§ **Records provided**
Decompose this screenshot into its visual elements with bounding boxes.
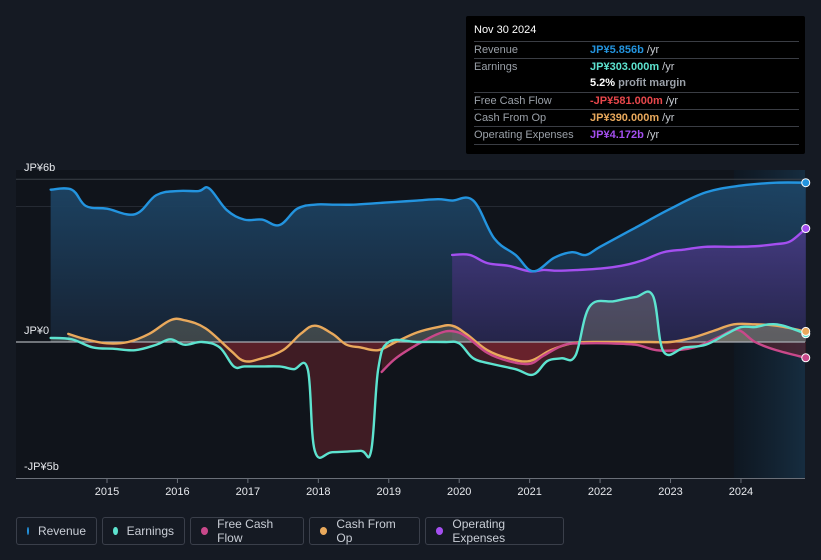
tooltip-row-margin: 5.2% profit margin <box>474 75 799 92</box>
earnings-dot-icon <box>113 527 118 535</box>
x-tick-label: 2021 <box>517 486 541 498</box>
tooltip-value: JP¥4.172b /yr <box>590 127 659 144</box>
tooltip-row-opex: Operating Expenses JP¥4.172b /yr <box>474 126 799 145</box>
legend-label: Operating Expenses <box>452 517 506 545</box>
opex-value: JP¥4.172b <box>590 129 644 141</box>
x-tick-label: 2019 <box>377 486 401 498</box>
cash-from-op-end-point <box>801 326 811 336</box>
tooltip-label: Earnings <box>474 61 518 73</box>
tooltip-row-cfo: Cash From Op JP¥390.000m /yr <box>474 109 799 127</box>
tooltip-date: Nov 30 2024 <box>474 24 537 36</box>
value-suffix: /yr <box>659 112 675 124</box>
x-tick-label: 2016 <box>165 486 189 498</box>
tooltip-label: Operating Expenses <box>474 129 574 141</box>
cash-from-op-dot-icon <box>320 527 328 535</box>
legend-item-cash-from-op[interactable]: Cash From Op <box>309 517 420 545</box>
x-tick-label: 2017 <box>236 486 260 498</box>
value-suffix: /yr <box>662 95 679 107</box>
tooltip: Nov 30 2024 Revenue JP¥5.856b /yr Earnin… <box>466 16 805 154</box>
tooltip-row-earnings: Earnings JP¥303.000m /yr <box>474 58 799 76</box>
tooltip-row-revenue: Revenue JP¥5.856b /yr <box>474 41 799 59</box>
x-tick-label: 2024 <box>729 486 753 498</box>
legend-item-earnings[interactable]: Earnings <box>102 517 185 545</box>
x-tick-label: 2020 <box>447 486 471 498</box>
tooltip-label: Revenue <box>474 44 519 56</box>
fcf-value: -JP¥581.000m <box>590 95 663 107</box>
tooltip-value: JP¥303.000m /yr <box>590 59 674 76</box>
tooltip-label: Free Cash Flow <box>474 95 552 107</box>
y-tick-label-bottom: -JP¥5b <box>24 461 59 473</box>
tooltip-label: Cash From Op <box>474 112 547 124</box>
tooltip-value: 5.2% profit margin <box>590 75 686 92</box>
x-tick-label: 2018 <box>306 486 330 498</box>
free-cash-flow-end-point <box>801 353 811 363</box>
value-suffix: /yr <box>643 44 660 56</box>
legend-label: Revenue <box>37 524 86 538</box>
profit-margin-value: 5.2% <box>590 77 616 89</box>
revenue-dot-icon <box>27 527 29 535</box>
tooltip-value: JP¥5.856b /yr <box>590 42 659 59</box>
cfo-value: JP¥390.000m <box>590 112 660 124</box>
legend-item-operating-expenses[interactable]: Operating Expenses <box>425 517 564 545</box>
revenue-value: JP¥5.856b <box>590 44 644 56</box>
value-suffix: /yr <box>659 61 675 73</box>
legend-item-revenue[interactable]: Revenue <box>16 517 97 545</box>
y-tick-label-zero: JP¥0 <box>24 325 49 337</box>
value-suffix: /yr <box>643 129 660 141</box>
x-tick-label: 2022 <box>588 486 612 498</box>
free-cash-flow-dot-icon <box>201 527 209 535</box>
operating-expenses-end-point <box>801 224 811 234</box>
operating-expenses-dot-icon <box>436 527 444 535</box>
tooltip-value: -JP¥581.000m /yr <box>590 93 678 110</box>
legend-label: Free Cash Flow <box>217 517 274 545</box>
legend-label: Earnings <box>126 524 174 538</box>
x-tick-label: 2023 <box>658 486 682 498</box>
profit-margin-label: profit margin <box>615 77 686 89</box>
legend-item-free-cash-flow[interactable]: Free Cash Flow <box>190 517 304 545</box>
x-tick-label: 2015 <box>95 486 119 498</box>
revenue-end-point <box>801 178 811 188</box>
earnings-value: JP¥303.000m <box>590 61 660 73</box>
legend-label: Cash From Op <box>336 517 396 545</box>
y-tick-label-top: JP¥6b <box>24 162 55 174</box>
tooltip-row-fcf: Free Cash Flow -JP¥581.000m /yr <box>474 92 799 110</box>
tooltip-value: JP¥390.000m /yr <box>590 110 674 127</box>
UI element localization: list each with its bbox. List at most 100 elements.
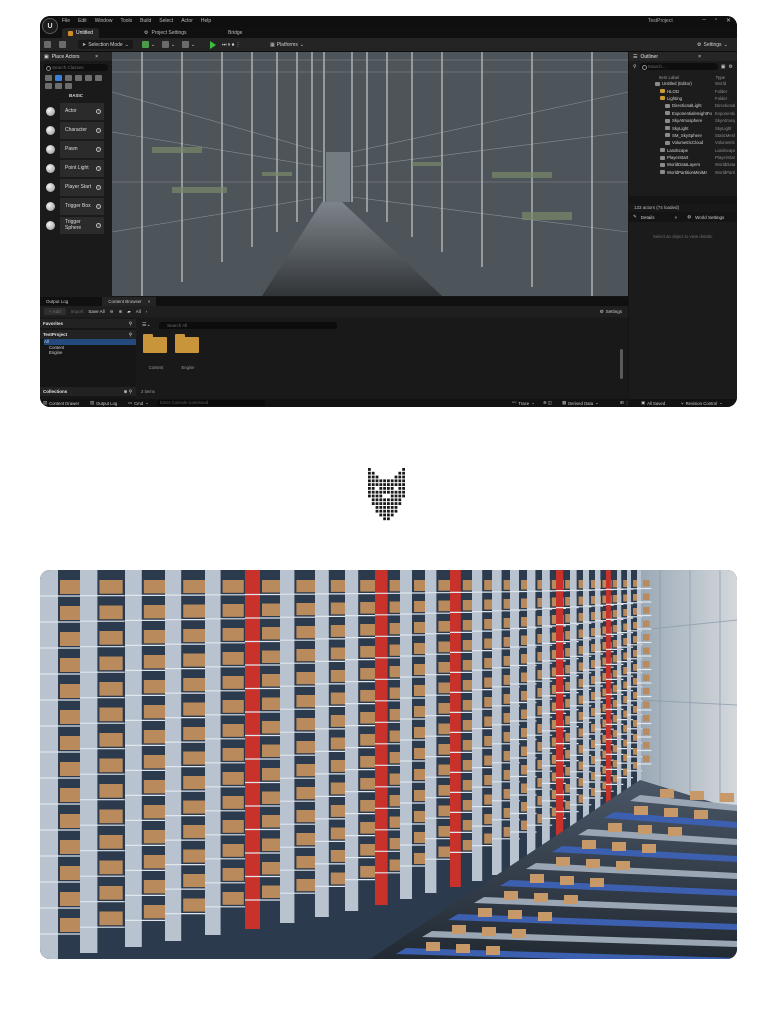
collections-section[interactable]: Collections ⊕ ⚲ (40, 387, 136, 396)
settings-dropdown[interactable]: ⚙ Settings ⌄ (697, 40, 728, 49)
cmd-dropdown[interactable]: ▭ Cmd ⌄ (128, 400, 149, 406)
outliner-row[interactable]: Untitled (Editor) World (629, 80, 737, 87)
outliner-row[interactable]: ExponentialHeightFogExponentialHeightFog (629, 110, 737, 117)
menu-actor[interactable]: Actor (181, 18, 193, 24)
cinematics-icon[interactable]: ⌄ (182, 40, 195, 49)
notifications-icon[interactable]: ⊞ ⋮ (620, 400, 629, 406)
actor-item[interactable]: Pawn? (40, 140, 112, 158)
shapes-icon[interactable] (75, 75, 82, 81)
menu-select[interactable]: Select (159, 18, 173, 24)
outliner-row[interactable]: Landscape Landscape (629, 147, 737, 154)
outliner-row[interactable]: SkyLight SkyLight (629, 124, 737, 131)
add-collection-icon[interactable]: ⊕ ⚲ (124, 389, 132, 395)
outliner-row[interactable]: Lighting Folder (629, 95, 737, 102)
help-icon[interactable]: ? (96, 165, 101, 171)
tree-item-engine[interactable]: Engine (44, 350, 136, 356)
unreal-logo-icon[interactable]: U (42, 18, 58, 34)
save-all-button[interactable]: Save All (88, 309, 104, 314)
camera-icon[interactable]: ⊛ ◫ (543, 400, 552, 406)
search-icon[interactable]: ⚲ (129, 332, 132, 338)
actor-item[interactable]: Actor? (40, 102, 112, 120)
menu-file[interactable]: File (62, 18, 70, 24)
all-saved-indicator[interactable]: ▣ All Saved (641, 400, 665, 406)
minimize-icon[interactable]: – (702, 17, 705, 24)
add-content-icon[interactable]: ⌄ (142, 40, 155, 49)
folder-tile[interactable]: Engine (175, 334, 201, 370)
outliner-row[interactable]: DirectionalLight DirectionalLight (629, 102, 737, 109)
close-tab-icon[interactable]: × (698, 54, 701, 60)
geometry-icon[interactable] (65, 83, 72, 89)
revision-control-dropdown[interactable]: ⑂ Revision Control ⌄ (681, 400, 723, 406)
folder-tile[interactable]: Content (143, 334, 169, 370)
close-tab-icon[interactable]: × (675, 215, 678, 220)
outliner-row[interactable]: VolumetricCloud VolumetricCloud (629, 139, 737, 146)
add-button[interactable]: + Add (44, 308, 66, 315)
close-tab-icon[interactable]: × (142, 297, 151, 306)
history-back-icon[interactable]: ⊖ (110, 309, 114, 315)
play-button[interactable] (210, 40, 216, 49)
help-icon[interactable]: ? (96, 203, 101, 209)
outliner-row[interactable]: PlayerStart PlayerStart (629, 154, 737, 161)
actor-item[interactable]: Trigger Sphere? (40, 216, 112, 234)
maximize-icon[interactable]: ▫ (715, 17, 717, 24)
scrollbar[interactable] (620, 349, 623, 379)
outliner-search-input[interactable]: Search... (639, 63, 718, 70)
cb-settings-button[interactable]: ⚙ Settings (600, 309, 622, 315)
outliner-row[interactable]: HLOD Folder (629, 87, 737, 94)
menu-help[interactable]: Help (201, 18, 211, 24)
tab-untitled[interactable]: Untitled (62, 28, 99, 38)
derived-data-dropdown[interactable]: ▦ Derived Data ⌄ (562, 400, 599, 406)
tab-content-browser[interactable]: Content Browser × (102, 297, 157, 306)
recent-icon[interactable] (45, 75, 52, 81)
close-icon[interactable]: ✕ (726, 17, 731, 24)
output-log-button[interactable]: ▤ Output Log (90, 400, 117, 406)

§ **Exercise instructions**
Please present every line of the records above as a numbered list, omitting blank lines and leaving out the pictures.

§ **Written answer**
1. Decompose this screenshot into its visual elements with bounding boxes.
2. tooltip-row-margin: 5.2% profit margin <box>474 75 799 92</box>
3. earnings-dot-icon <box>113 527 118 535</box>
4. x-tick-label: 2021 <box>517 486 541 498</box>
5. tooltip-value: JP¥4.172b /yr <box>590 127 659 144</box>
6. tooltip-row-opex: Operating Expenses JP¥4.172b /yr <box>474 126 799 145</box>
7. legend-label: Operating Expenses <box>452 517 506 545</box>
8. opex-value: JP¥4.172b <box>590 129 644 141</box>
9. x-tick-label: 2019 <box>377 486 401 498</box>
10. cash-from-op-end-point <box>801 326 811 336</box>
11. tooltip-label: Earnings <box>474 61 518 73</box>
12. tooltip-row-cfo: Cash From Op JP¥390.000m /yr <box>474 109 799 127</box>
13. tooltip-date: Nov 30 2024 <box>474 24 537 36</box>
14. value-suffix: /yr <box>659 112 675 124</box>
15. x-tick-label: 2016 <box>165 486 189 498</box>
16. tooltip-label: Operating Expenses <box>474 129 574 141</box>
17. cash-from-op-dot-icon <box>320 527 328 535</box>
18. legend-item-cash-from-op[interactable]: Cash From Op <box>309 517 420 545</box>
19. x-tick-label: 2017 <box>236 486 260 498</box>
20. value-suffix: /yr <box>662 95 679 107</box>
21. tooltip: Nov 30 2024 Revenue JP¥5.856b /yr Earnin… <box>466 16 805 154</box>
22. tooltip-row-earnings: Earnings JP¥303.000m /yr <box>474 58 799 76</box>
23. tooltip-row-revenue: Revenue JP¥5.856b /yr <box>474 41 799 59</box>
24. x-tick-label: 2024 <box>729 486 753 498</box>
25. legend-item-earnings[interactable]: Earnings <box>102 517 185 545</box>
26. x-tick-label: 2020 <box>447 486 471 498</box>
27. tooltip-label: Revenue <box>474 44 519 56</box>
28. fcf-value: -JP¥581.000m <box>590 95 663 107</box>
29. tooltip-value: JP¥303.000m /yr <box>590 59 674 76</box>
30. tooltip-label: Free Cash Flow <box>474 95 552 107</box>
31. y-tick-label-bottom: -JP¥5b <box>24 461 59 473</box>
32. tooltip-label: Cash From Op <box>474 112 547 124</box>
33. tooltip-value: 5.2% profit margin <box>590 75 686 92</box>
34. x-tick-label: 2018 <box>306 486 330 498</box>
35. free-cash-flow-end-point <box>801 353 811 363</box>
36. value-suffix: /yr <box>643 44 660 56</box>
37. legend-label: Revenue <box>37 524 86 538</box>
38. profit-margin-value: 5.2% <box>590 77 616 89</box>
39. revenue-dot-icon <box>27 527 29 535</box>
40. tooltip-value: JP¥5.856b /yr <box>590 42 659 59</box>
41. cfo-value: JP¥390.000m <box>590 112 660 124</box>
42. legend-item-operating-expenses[interactable]: Operating Expenses <box>425 517 564 545</box>
43. revenue-value: JP¥5.856b <box>590 44 644 56</box>
44. value-suffix: /yr <box>659 61 675 73</box>
45. legend-item-revenue[interactable]: Revenue <box>16 517 97 545</box>
46. y-tick-label-zero: JP¥0 <box>24 325 49 337</box>
47. value-suffix: /yr <box>643 129 660 141</box>
48. x-tick-label: 2022 <box>588 486 612 498</box>
49. free-cash-flow-dot-icon <box>201 527 209 535</box>
50. operating-expenses-end-point <box>801 224 811 234</box>
51. operating-expenses-dot-icon <box>436 527 444 535</box>
52. tooltip-value: -JP¥581.000m /yr <box>590 93 678 110</box>
53. legend-label: Free Cash Flow <box>217 517 274 545</box>
54. legend-label: Earnings <box>126 524 174 538</box>
55. x-tick-label: 2023 <box>658 486 682 498</box>
56. profit-margin-label: profit margin <box>615 77 686 89</box>
57. legend-item-free-cash-flow[interactable]: Free Cash Flow <box>190 517 304 545</box>
58. x-tick-label: 2015 <box>95 486 119 498</box>
59. revenue-end-point <box>801 178 811 188</box>
60. earnings-value: JP¥303.000m <box>590 61 660 73</box>
61. legend-label: Cash From Op <box>336 517 396 545</box>
62. y-tick-label-top: JP¥6b <box>24 162 55 174</box>
63. tooltip-row-fcf: Free Cash Flow -JP¥581.000m /yr <box>474 92 799 110</box>
64. tooltip-value: JP¥390.000m /yr <box>590 110 674 127</box>
65. UI element localization: list each with its bbox. List at most 100 elements.
66. collections-section[interactable]: Collections ⊕ ⚲ (40, 387, 136, 396)
67. settings-dropdown[interactable]: ⚙ Settings ⌄ (697, 40, 728, 49)
68. cmd-dropdown[interactable]: ▭ Cmd ⌄ (128, 400, 149, 406)
69. outliner-row[interactable]: Untitled (Editor) World (629, 80, 737, 87)
70. outliner-row[interactable]: ExponentialHeightFogExponentialHeightFog (629, 110, 737, 117)
71. menu-actor[interactable]: Actor (181, 18, 193, 24)
72. cinematics-icon[interactable]: ⌄ (182, 40, 195, 49)
73. notifications-icon[interactable]: ⊞ ⋮ (620, 400, 629, 406)
74. actor-item[interactable]: Pawn? (40, 140, 112, 158)
75. shapes-icon[interactable] (75, 75, 82, 81)
76. menu-select[interactable]: Select (159, 18, 173, 24)
77. outliner-row[interactable]: Landscape Landscape (629, 147, 737, 154)
78. outliner-row[interactable]: SkyLight SkyLight (629, 124, 737, 131)
79. add-collection-icon[interactable]: ⊕ ⚲ (124, 389, 132, 395)
80. outliner-row[interactable]: Lighting Folder (629, 95, 737, 102)
81. help-icon[interactable]: ? (96, 165, 101, 171)
82. tree-item-engine[interactable]: Engine (44, 350, 136, 356)
83. unreal-logo-icon[interactable]: U (42, 18, 58, 34)
84. save-all-button[interactable]: Save All (88, 309, 104, 314)
85. camera-icon[interactable]: ⊛ ◫ (543, 400, 552, 406)
86. search-icon[interactable]: ⚲ (129, 332, 132, 338)
87. actor-item[interactable]: Actor? (40, 102, 112, 120)
88. menu-file[interactable]: File (62, 18, 70, 24)
89. all-saved-indicator[interactable]: ▣ All Saved (641, 400, 665, 406)
90. minimize-icon[interactable]: – (702, 17, 705, 24)
91. add-content-icon[interactable]: ⌄ (142, 40, 155, 49)
92. folder-tile[interactable]: Engine (175, 334, 201, 370)
93. outliner-row[interactable]: DirectionalLight DirectionalLight (629, 102, 737, 109)
94. close-tab-icon[interactable]: × (698, 54, 701, 60)
95. geometry-icon[interactable] (65, 83, 72, 89)
96. revision-control-dropdown[interactable]: ⑂ Revision Control ⌄ (681, 400, 723, 406)
97. folder-tile[interactable]: Content (143, 334, 169, 370)
98. close-tab-icon[interactable]: × (675, 215, 678, 220)
99. outliner-row[interactable]: VolumetricCloud VolumetricCloud (629, 139, 737, 146)
100. add-button[interactable]: + Add (44, 308, 66, 315)
101. close-tab-icon[interactable]: × (142, 297, 151, 306)
102. history-back-icon[interactable]: ⊖ (110, 309, 114, 315)
103. play-button[interactable] (210, 40, 216, 49)
104. help-icon[interactable]: ? (96, 203, 101, 209)
105. outliner-row[interactable]: PlayerStart PlayerStart (629, 154, 737, 161)
106. actor-item[interactable]: Trigger Sphere? (40, 216, 112, 234)
107. maximize-icon[interactable]: ▫ (715, 17, 717, 24)
108. scrollbar[interactable] (620, 349, 623, 379)
109. outliner-search-input[interactable]: Search... (639, 63, 718, 70)
110. cb-settings-button[interactable]: ⚙ Settings (600, 309, 622, 315)
111. outliner-row[interactable]: HLOD Folder (629, 87, 737, 94)
112. menu-help[interactable]: Help (201, 18, 211, 24)
113. tab-untitled[interactable]: Untitled (62, 28, 99, 38)
114. derived-data-dropdown[interactable]: ▦ Derived Data ⌄ (562, 400, 599, 406)
115. tab-content-browser[interactable]: Content Browser × (102, 297, 157, 306)
116. recent-icon[interactable] (45, 75, 52, 81)
117. close-icon[interactable]: ✕ (726, 17, 731, 24)
118. output-log-button[interactable]: ▤ Output Log (90, 400, 117, 406)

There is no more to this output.